§ **Records supplied**:

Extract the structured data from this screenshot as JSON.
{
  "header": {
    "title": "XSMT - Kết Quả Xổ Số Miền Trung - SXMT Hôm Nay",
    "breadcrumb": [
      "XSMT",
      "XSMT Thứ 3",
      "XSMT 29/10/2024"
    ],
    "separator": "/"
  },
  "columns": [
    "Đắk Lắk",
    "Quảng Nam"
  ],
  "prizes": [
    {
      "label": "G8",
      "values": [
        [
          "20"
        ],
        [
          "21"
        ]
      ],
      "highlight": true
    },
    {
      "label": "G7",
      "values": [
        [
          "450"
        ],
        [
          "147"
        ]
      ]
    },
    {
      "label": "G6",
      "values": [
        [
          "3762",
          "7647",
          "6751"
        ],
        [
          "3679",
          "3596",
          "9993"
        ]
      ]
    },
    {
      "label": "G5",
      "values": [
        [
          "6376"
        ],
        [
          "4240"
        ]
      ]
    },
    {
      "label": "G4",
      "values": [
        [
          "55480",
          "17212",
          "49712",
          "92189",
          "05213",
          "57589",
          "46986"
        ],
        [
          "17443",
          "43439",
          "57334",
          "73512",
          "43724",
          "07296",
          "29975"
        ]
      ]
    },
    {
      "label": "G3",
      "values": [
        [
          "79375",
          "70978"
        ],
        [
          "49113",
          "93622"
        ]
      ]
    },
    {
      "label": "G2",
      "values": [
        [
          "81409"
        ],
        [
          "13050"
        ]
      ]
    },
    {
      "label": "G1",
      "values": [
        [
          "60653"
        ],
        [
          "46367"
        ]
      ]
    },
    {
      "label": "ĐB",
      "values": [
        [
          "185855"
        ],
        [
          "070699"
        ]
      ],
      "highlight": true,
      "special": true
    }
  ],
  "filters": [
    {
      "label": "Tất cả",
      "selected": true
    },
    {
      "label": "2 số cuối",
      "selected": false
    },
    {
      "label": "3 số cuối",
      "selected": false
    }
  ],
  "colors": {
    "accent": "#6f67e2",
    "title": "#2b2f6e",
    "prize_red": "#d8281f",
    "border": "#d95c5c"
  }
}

§ **What to work on**: Exactly as written above, please repeat the entries.

§ **Finished answer**:
Extract the structured data from this screenshot as JSON.
{
  "header": {
    "title": "XSMT - Kết Quả Xổ Số Miền Trung - SXMT Hôm Nay",
    "breadcrumb": [
      "XSMT",
      "XSMT Thứ 3",
      "XSMT 29/10/2024"
    ],
    "separator": "/"
  },
  "columns": [
    "Đắk Lắk",
    "Quảng Nam"
  ],
  "prizes": [
    {
      "label": "G8",
      "values": [
        [
          "20"
        ],
        [
          "21"
        ]
      ],
      "highlight": true
    },
    {
      "label": "G7",
      "values": [
        [
          "450"
        ],
        [
          "147"
        ]
      ]
    },
    {
      "label": "G6",
      "values": [
        [
          "3762",
          "7647",
          "6751"
        ],
        [
          "3679",
          "3596",
          "9993"
        ]
      ]
    },
    {
      "label": "G5",
      "values": [
        [
          "6376"
        ],
        [
          "4240"
        ]
      ]
    },
    {
      "label": "G4",
      "values": [
        [
          "55480",
          "17212",
          "49712",
          "92189",
          "05213",
          "57589",
          "46986"
        ],
        [
          "17443",
          "43439",
          "57334",
          "73512",
          "43724",
          "07296",
          "29975"
        ]
      ]
    },
    {
      "label": "G3",
      "values": [
        [
          "79375",
          "70978"
        ],
        [
          "49113",
          "93622"
        ]
      ]
    },
    {
      "label": "G2",
      "values": [
        [
          "81409"
        ],
        [
          "13050"
        ]
      ]
    },
    {
      "label": "G1",
      "values": [
        [
          "60653"
        ],
        [
          "46367"
        ]
      ]
    },
    {
      "label": "ĐB",
      "values": [
        [
          "185855"
        ],
        [
          "070699"
        ]
      ],
      "highlight": true,
      "special": true
    }
  ],
  "filters": [
    {
      "label": "Tất cả",
      "selected": true
    },
    {
      "label": "2 số cuối",
      "selected": false
    },
    {
      "label": "3 số cuối",
      "selected": false
    }
  ],
  "colors": {
    "accent": "#6f67e2",
    "title": "#2b2f6e",
    "prize_red": "#d8281f",
    "border": "#d95c5c"
  }
}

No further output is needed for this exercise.